Exercise input →
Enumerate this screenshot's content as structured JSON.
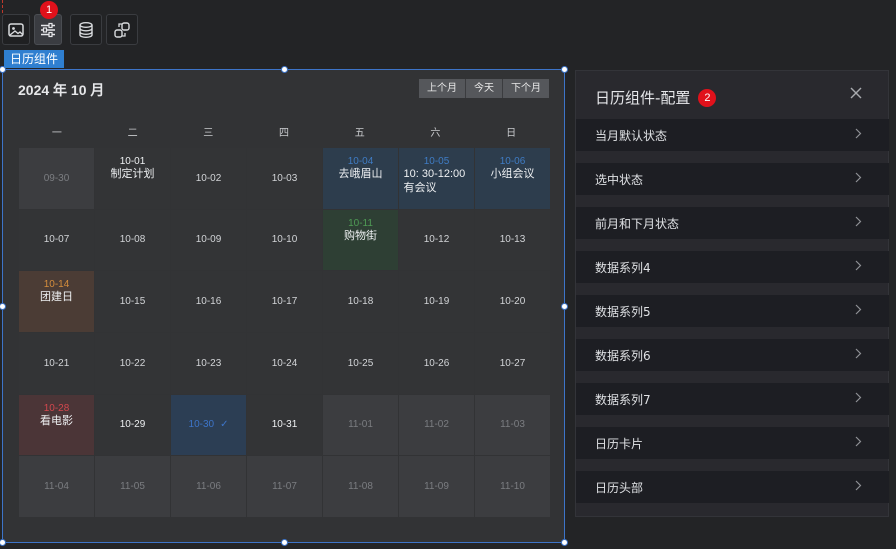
{
  "toolbar": {
    "buttons": [
      {
        "icon": "image-icon"
      },
      {
        "icon": "sliders-icon",
        "badge": "1"
      },
      {
        "icon": "database-icon"
      },
      {
        "icon": "link-icon"
      }
    ]
  },
  "component_tag": "日历组件",
  "calendar": {
    "title": "2024 年 10 月",
    "nav": {
      "prev": "上个月",
      "today": "今天",
      "next": "下个月"
    },
    "weekdays": [
      "一",
      "二",
      "三",
      "四",
      "五",
      "六",
      "日"
    ],
    "cells": [
      {
        "date": "09-30",
        "style": "other"
      },
      {
        "date": "10-01",
        "event": "制定计划",
        "style": "bright"
      },
      {
        "date": "10-02"
      },
      {
        "date": "10-03"
      },
      {
        "date": "10-04",
        "event": "去峨眉山",
        "style": "blue"
      },
      {
        "date": "10-05",
        "event": "10: 30-12:00 有会议",
        "style": "blue"
      },
      {
        "date": "10-06",
        "event": "小组会议",
        "style": "blue"
      },
      {
        "date": "10-07"
      },
      {
        "date": "10-08"
      },
      {
        "date": "10-09"
      },
      {
        "date": "10-10"
      },
      {
        "date": "10-11",
        "event": "购物街",
        "style": "green"
      },
      {
        "date": "10-12"
      },
      {
        "date": "10-13"
      },
      {
        "date": "10-14",
        "event": "团建日",
        "style": "orange"
      },
      {
        "date": "10-15"
      },
      {
        "date": "10-16"
      },
      {
        "date": "10-17"
      },
      {
        "date": "10-18"
      },
      {
        "date": "10-19"
      },
      {
        "date": "10-20"
      },
      {
        "date": "10-21"
      },
      {
        "date": "10-22"
      },
      {
        "date": "10-23"
      },
      {
        "date": "10-24"
      },
      {
        "date": "10-25"
      },
      {
        "date": "10-26"
      },
      {
        "date": "10-27"
      },
      {
        "date": "10-28",
        "event": "看电影",
        "style": "red"
      },
      {
        "date": "10-29",
        "style": "bright"
      },
      {
        "date": "10-30",
        "check": "✓",
        "style": "selected"
      },
      {
        "date": "10-31",
        "style": "bright"
      },
      {
        "date": "11-01",
        "style": "other"
      },
      {
        "date": "11-02",
        "style": "other"
      },
      {
        "date": "11-03",
        "style": "other"
      },
      {
        "date": "11-04",
        "style": "other"
      },
      {
        "date": "11-05",
        "style": "other"
      },
      {
        "date": "11-06",
        "style": "other"
      },
      {
        "date": "11-07",
        "style": "other"
      },
      {
        "date": "11-08",
        "style": "other"
      },
      {
        "date": "11-09",
        "style": "other"
      },
      {
        "date": "11-10",
        "style": "other"
      }
    ]
  },
  "panel": {
    "title": "日历组件-配置",
    "badge": "2",
    "items": [
      "当月默认状态",
      "选中状态",
      "前月和下月状态",
      "数据系列4",
      "数据系列5",
      "数据系列6",
      "数据系列7",
      "日历卡片",
      "日历头部"
    ]
  },
  "colors": {
    "accent": "#3d74c8",
    "badge": "#e0111b",
    "background": "#232426"
  }
}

Challenge → The records above should be reproduced exactly, with no pictures included.

Exercise output →
Enumerate this screenshot's content as structured JSON.
{
  "toolbar": {
    "buttons": [
      {
        "icon": "image-icon"
      },
      {
        "icon": "sliders-icon",
        "badge": "1"
      },
      {
        "icon": "database-icon"
      },
      {
        "icon": "link-icon"
      }
    ]
  },
  "component_tag": "日历组件",
  "calendar": {
    "title": "2024 年 10 月",
    "nav": {
      "prev": "上个月",
      "today": "今天",
      "next": "下个月"
    },
    "weekdays": [
      "一",
      "二",
      "三",
      "四",
      "五",
      "六",
      "日"
    ],
    "cells": [
      {
        "date": "09-30",
        "style": "other"
      },
      {
        "date": "10-01",
        "event": "制定计划",
        "style": "bright"
      },
      {
        "date": "10-02"
      },
      {
        "date": "10-03"
      },
      {
        "date": "10-04",
        "event": "去峨眉山",
        "style": "blue"
      },
      {
        "date": "10-05",
        "event": "10: 30-12:00 有会议",
        "style": "blue"
      },
      {
        "date": "10-06",
        "event": "小组会议",
        "style": "blue"
      },
      {
        "date": "10-07"
      },
      {
        "date": "10-08"
      },
      {
        "date": "10-09"
      },
      {
        "date": "10-10"
      },
      {
        "date": "10-11",
        "event": "购物街",
        "style": "green"
      },
      {
        "date": "10-12"
      },
      {
        "date": "10-13"
      },
      {
        "date": "10-14",
        "event": "团建日",
        "style": "orange"
      },
      {
        "date": "10-15"
      },
      {
        "date": "10-16"
      },
      {
        "date": "10-17"
      },
      {
        "date": "10-18"
      },
      {
        "date": "10-19"
      },
      {
        "date": "10-20"
      },
      {
        "date": "10-21"
      },
      {
        "date": "10-22"
      },
      {
        "date": "10-23"
      },
      {
        "date": "10-24"
      },
      {
        "date": "10-25"
      },
      {
        "date": "10-26"
      },
      {
        "date": "10-27"
      },
      {
        "date": "10-28",
        "event": "看电影",
        "style": "red"
      },
      {
        "date": "10-29",
        "style": "bright"
      },
      {
        "date": "10-30",
        "check": "✓",
        "style": "selected"
      },
      {
        "date": "10-31",
        "style": "bright"
      },
      {
        "date": "11-01",
        "style": "other"
      },
      {
        "date": "11-02",
        "style": "other"
      },
      {
        "date": "11-03",
        "style": "other"
      },
      {
        "date": "11-04",
        "style": "other"
      },
      {
        "date": "11-05",
        "style": "other"
      },
      {
        "date": "11-06",
        "style": "other"
      },
      {
        "date": "11-07",
        "style": "other"
      },
      {
        "date": "11-08",
        "style": "other"
      },
      {
        "date": "11-09",
        "style": "other"
      },
      {
        "date": "11-10",
        "style": "other"
      }
    ]
  },
  "panel": {
    "title": "日历组件-配置",
    "badge": "2",
    "items": [
      "当月默认状态",
      "选中状态",
      "前月和下月状态",
      "数据系列4",
      "数据系列5",
      "数据系列6",
      "数据系列7",
      "日历卡片",
      "日历头部"
    ]
  },
  "colors": {
    "accent": "#3d74c8",
    "badge": "#e0111b",
    "background": "#232426"
  }
}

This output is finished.